* _TASK INSTRUCTIONS_:
A) In the article on McDermott's Angkor photographs, repeat the stretch from "The dramatic results" through "Cambodia’s luxuriant vegetation.", switching "stills" to "images".
B) According to the article on McDermott's Angkor photographs, in what year was the Kodak infrared film he used discontinued?
C) Carry on the article about McDermott's Angkor photographs from the point where it stops.

It all started in October of 1995, when Asia witnessed one of its longest total solar eclipses. John McDermott, then working as a photographer for a business magazine in Bangkok, had decided to travel to Cambodia for the cosmological event, and to watch it from the 12th-century Hindu temples of Angkor Wat. “A solar eclipse is always incredible. It does something to the light that makes everything seem flatter and more special,” McDermott explains. “But seeing an eclipse in Angkor Wat was just mind-boggling, and I decided then and there that I wanted to make photographs with that otherworldly, astronomical quality that the eclipse created.”

Which is how the Little Rock, Arkansas, native, who has since 2003 been based in Siem Reap—the nearest city to the temples—started to “chase the light,” seeking to replicate the same dreamy effect that the solar eclipse produced. Armed with his many cameras and black-and-white infrared film cartridges from Kodak, a specialty film that was discontinued in 2007, he started pacing the temples of Angkor year after year, shooting thousands of photographs.

The dramatic results of McDermott’s efforts can be seen in his 2009 book Elegy: Reflections on Angkor, which offers a comprehensive photographic portrait of the achievement of the ancient Khmer builders and architects. The grainy black-and-white stills document an extraordinary archeological feat that still puzzles experts. The photographs have a distinctly pictographic quality to them, which brings to mind the sketches of the temple complex made by the first French explorers to stumble upon it in the mid-19th century, when it was barely visible among Cambodia’s luxuriant vegetation.

Since that first visit in 1995, McDermott has been totally captivated by the country, and he now runs three galleries there that show his own works as well as those of a few up-and-coming Cambodian artists. “It is an unusual situation,” he admits. “Since the temples are the main draw for tourists visiting Cambodia, they are interested in photographs of Angkor Wat. When I show these pictures in other countries, however, people are shocked. I even get letters from some who decide to travel to Asia to see the temples for themselves.”

After a series of successful shows at the Sundaram Tagore galleries in Beverly Hills, New York, and Hong Kong, McDermott has expanded his quest to chase the light. His current project is taking him to a number of temple valleys in other Asian countries—hopefully before global tourism changes them forever. “I am not anti-tourism,” he explains. “Tourism brings employment and a chance at education to many countries—but inevitably it also brings other, less desirable changes. For the temples, this has meant a loss of some of their magic and spirituality.”

* _DATA PROVIDED_:
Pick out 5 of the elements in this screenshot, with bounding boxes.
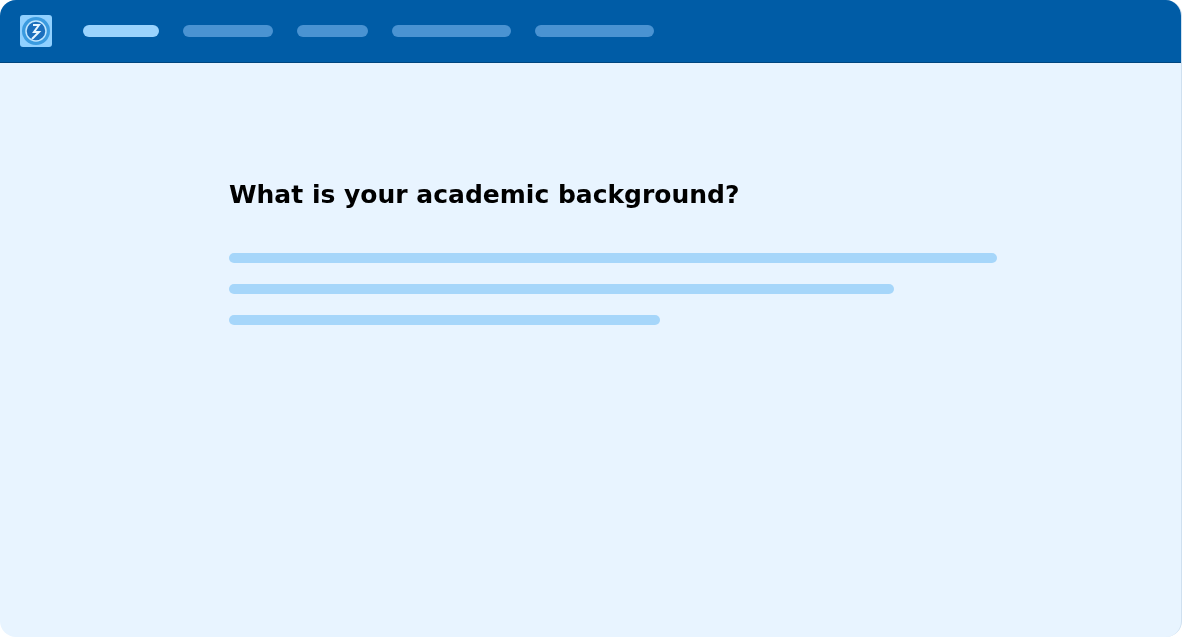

* _ANSWERS TO THE EXERCISE_:
A)
The dramatic results of McDermott’s efforts can be seen in his 2009 book Elegy: Reflections on Angkor, which offers a comprehensive photographic portrait of the achievement of the ancient Khmer builders and architects. The grainy black-and-white images document an extraordinary archeological feat that still puzzles experts. The photographs have a distinctly pictographic quality to them, which brings to mind the sketches of the temple complex made by the first French explorers to stumble upon it in the mid-19th century, when it was barely visible among Cambodia’s luxuriant vegetation.

B) 2007

C)
In anticipation of such developments, McDermott is now rushing to photograph places that exist currently as “alien landscapes in our midst,” but are on the cusp of transformation by being put on the tourist track. “I want my work to serve a historical purpose as well, to document what is on the verge of being modified completely,” he says. To that end, he has begun shooting in locations that include the Temple Valley in Bagan, Myanmar, and Sukhothai in Thailand—both of which may not survive as they are for much longer.

Sundaram Tagore, the owner of the galleries, says that McDermott “epitomizes the notion of East-West dialogue. He’s a Western-born artist living in Cambodia, and his deep love for the vanishing parts of Asia is captured powerfully in his work.”

These days, McDermott’s passion for the texture of ancient stones in tropical sunlight is guiding his lens even further afield, all the way to the monumental complex of Petra, in Jordan. “I still have a fridge full of rolls of discontinued infrared film, because it gives me the basis for that ethereal appearance I am looking for,” the photographer says, “and I love the way it maintains the stones’ darker texture against the light.”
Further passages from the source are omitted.